Short task => Please find each line in the data below that contains the word "item" and copy those lines out.

──────── Working data ────────

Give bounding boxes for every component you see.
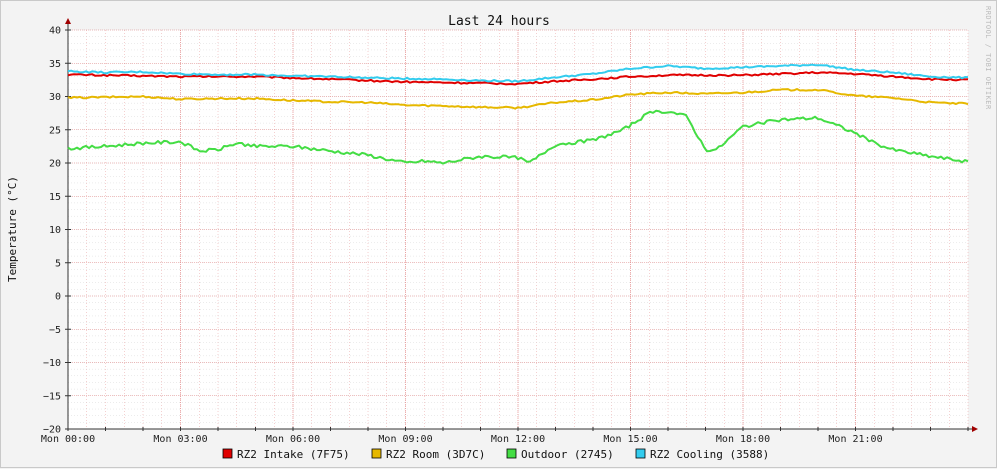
x-tick-label: Mon 21:00 — [828, 434, 882, 445]
x-tick-label: Mon 12:00 — [491, 434, 545, 445]
y-tick-labels: 40 35 30 25 20 15 10 5 0 −5 −10 −15 −20 — [43, 26, 61, 436]
legend-label: Outdoor (2745) — [521, 448, 614, 461]
x-tick-label: Mon 09:00 — [378, 434, 432, 445]
y-tick-label: 15 — [49, 192, 61, 203]
x-tick-label: Mon 03:00 — [153, 434, 207, 445]
series-line — [67, 63, 969, 83]
y-tick-label: 0 — [55, 292, 61, 303]
legend-label: RZ2 Room (3D7C) — [386, 448, 485, 461]
series-line — [67, 71, 969, 86]
legend-item: RZ2 Cooling (3588) — [635, 448, 769, 461]
series-line — [67, 109, 969, 165]
series-lines — [67, 63, 969, 165]
rrdtool-watermark: RRDTOOL / TOBI OETIKER — [984, 6, 992, 110]
axes — [65, 18, 978, 432]
legend-label: RZ2 Intake (7F75) — [237, 448, 350, 461]
y-tick-label: 5 — [55, 258, 61, 269]
x-tick-label: Mon 15:00 — [603, 434, 657, 445]
y-tick-label: −5 — [49, 325, 61, 336]
legend-item: RZ2 Intake (7F75) — [222, 448, 350, 461]
x-tick-label: Mon 06:00 — [266, 434, 320, 445]
legend-item: Outdoor (2745) — [506, 448, 614, 461]
legend: RZ2 Intake (7F75) RZ2 Room (3D7C) Outdoor … — [222, 448, 769, 461]
y-tick-label: 40 — [49, 26, 61, 37]
legend-swatch — [635, 448, 646, 459]
y-axis-label: Temperature (°C) — [6, 176, 19, 282]
x-tick-label: Mon 18:00 — [716, 434, 770, 445]
legend-swatch — [222, 448, 233, 459]
y-tick-label: 35 — [49, 59, 61, 70]
y-axis-arrow — [65, 18, 71, 24]
legend-swatch — [371, 448, 382, 459]
legend-swatch — [506, 448, 517, 459]
series-line — [67, 88, 969, 110]
y-tick-label: 30 — [49, 92, 61, 103]
y-tick-label: −15 — [43, 391, 61, 402]
y-tick-label: −20 — [43, 425, 61, 436]
y-tick-label: 20 — [49, 159, 61, 170]
y-tick-label: 25 — [49, 125, 61, 136]
legend-item: RZ2 Room (3D7C) — [371, 448, 485, 461]
y-tick-label: 10 — [49, 225, 61, 236]
chart-title: Last 24 hours — [448, 14, 550, 29]
x-tick-label: Mon 00:00 — [41, 434, 95, 445]
legend-label: RZ2 Cooling (3588) — [650, 448, 769, 461]
x-axis-arrow — [972, 426, 978, 432]
x-tick-labels: Mon 00:00 Mon 03:00 Mon 06:00 Mon 09:00 Mon … — [41, 434, 883, 445]
y-tick-label: −10 — [43, 358, 61, 369]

────────

Output of the exercise =>
legend-item: RZ2 Cooling (3588) — [635, 448, 769, 461]
legend-item: RZ2 Intake (7F75) — [222, 448, 350, 461]
legend-item: Outdoor (2745) — [506, 448, 614, 461]
legend-item: RZ2 Room (3D7C) — [371, 448, 485, 461]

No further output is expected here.